##### Exercise material

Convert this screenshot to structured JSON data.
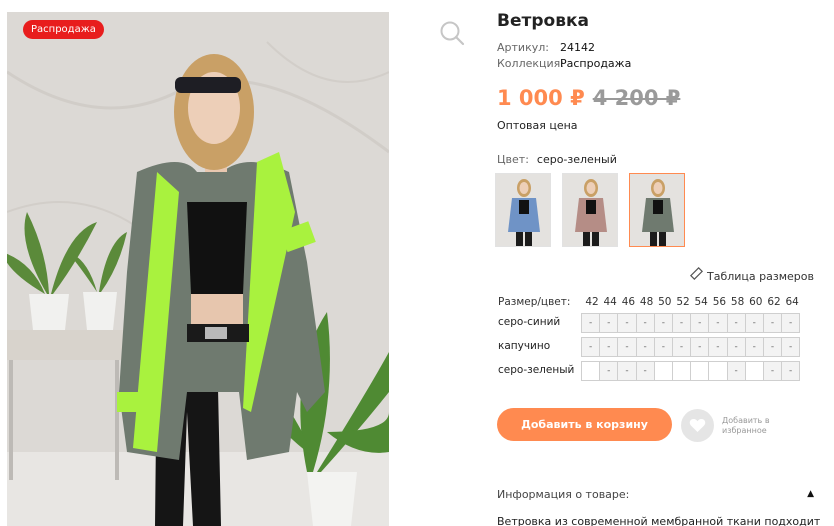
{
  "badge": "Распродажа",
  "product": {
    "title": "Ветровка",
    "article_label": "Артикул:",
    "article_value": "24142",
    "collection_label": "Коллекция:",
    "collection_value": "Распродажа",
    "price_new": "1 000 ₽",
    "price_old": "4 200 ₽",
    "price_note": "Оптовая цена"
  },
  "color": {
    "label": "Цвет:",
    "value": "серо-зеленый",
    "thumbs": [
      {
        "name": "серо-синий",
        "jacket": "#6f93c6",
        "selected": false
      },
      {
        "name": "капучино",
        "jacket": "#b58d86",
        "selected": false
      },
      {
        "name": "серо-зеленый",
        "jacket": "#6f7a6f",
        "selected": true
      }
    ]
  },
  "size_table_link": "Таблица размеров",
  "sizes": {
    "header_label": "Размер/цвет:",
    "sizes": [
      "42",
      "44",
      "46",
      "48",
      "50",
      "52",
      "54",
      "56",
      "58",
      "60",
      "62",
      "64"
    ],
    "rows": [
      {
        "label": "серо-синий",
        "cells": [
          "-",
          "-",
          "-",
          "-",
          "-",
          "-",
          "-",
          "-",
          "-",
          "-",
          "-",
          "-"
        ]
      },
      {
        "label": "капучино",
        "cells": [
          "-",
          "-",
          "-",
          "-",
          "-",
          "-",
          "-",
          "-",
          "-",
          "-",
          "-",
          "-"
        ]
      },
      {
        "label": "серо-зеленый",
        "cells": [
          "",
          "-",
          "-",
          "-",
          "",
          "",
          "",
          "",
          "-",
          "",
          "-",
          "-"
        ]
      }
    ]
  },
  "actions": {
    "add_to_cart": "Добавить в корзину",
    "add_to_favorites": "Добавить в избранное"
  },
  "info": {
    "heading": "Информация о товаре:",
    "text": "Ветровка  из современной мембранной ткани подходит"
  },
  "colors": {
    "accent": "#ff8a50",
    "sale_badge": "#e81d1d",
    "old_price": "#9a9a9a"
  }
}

##########
##### Exercise material

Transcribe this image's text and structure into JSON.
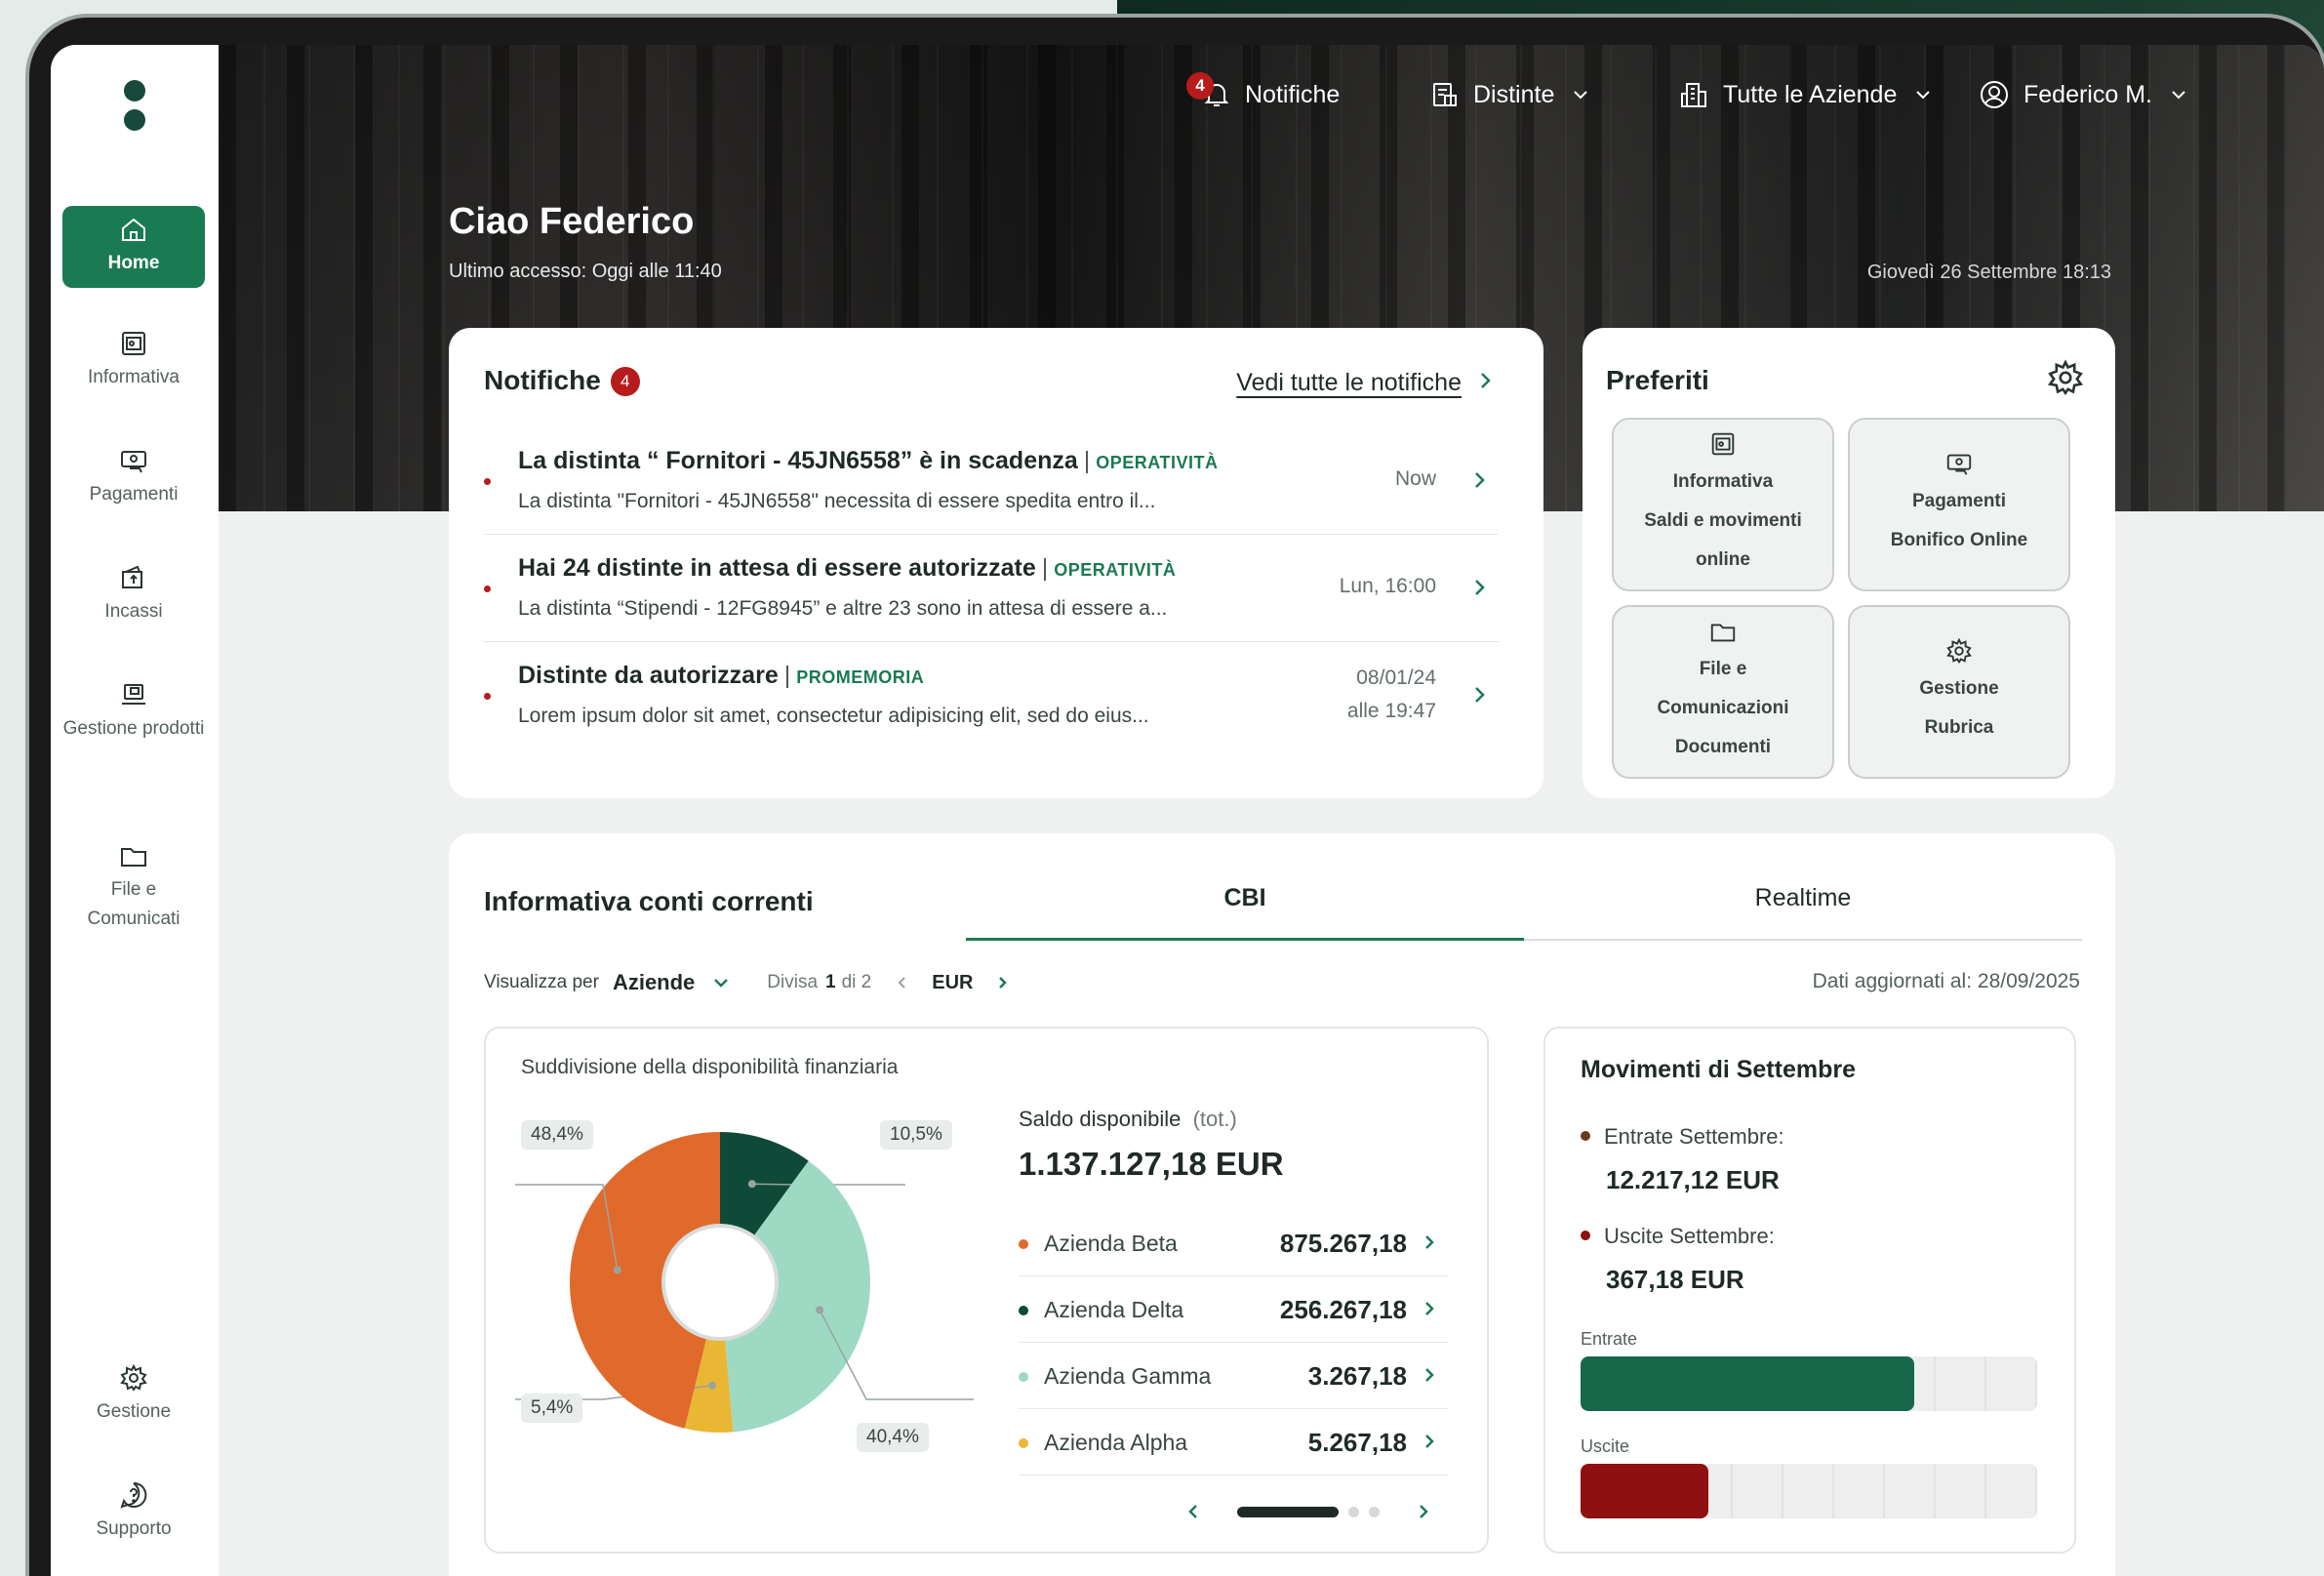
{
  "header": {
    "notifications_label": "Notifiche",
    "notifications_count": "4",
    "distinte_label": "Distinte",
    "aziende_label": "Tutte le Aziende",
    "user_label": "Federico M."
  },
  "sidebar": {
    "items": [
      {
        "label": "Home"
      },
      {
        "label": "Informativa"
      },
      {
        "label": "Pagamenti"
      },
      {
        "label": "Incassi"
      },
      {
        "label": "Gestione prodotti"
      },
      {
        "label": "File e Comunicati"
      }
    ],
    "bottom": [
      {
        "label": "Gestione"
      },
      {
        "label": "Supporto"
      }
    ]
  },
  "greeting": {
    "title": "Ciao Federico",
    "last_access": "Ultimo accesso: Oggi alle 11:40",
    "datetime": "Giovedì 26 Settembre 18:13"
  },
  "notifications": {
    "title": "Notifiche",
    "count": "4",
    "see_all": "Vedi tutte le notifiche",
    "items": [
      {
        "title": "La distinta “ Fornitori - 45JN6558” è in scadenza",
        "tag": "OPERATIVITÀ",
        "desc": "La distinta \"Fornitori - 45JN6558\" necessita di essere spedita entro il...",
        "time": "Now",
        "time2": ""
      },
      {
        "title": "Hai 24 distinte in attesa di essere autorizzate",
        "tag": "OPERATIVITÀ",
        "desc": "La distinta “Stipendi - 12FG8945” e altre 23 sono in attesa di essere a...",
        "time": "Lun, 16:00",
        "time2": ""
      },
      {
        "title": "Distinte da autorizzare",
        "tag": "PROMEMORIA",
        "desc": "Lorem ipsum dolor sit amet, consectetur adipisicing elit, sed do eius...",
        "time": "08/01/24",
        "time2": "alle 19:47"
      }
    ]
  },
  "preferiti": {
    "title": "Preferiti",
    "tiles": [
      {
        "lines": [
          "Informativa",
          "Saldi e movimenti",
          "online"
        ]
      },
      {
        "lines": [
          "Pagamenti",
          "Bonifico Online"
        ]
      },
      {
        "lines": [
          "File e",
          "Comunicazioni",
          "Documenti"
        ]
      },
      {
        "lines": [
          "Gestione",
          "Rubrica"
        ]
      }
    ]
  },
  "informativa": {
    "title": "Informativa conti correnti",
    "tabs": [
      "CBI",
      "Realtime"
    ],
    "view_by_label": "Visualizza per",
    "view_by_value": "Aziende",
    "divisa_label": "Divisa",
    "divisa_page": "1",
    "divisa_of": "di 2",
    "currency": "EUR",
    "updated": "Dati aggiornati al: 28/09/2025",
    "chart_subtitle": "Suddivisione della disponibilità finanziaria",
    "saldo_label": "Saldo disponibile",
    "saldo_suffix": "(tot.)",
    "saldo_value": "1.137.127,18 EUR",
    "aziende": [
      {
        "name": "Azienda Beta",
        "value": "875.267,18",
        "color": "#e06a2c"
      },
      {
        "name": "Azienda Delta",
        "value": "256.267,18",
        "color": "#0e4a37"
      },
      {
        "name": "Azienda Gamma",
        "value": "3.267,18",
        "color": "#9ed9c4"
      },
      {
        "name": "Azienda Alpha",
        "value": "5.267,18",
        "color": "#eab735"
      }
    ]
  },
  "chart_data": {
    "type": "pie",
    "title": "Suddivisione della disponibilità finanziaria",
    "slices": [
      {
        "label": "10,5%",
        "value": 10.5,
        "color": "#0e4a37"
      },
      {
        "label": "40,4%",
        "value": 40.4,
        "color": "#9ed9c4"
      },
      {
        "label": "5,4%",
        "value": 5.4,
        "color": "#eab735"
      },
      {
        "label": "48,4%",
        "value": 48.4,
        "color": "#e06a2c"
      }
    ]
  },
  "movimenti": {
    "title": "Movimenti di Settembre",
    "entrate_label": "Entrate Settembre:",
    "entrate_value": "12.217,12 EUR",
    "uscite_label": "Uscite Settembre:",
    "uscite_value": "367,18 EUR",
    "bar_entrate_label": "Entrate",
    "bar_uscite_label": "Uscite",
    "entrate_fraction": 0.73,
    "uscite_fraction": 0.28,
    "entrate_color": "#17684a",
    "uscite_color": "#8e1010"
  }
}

##########
##### Exercise material

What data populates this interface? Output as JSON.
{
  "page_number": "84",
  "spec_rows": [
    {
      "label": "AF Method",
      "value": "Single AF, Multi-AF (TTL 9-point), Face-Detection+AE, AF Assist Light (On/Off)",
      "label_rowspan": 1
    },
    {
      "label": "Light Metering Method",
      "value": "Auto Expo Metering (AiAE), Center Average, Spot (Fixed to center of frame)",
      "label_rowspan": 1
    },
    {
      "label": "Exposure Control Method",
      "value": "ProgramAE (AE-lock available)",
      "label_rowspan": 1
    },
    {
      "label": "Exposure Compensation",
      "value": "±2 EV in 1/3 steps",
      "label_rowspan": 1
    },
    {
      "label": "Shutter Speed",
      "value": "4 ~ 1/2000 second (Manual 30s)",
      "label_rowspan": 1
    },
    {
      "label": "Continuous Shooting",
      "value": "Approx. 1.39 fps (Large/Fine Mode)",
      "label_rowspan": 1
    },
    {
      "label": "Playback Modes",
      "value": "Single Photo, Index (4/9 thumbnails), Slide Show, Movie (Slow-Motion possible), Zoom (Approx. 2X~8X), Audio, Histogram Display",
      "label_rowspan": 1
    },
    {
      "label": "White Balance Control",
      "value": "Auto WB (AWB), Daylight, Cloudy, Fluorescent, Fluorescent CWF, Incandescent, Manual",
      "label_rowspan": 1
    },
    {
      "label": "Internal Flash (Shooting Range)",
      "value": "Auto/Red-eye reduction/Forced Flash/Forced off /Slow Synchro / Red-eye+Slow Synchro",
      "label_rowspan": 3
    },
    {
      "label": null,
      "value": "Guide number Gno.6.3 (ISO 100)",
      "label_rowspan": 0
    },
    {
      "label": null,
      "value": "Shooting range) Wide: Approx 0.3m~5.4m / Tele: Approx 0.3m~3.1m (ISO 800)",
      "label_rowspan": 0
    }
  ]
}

##########

## Stated exercise
In the entries above, identify each line that includes the string "Ветровка", then copy it.

## Full response
    "title": "Ветровка",
    "text": "Ветровка  из современной мембранной ткани подходит"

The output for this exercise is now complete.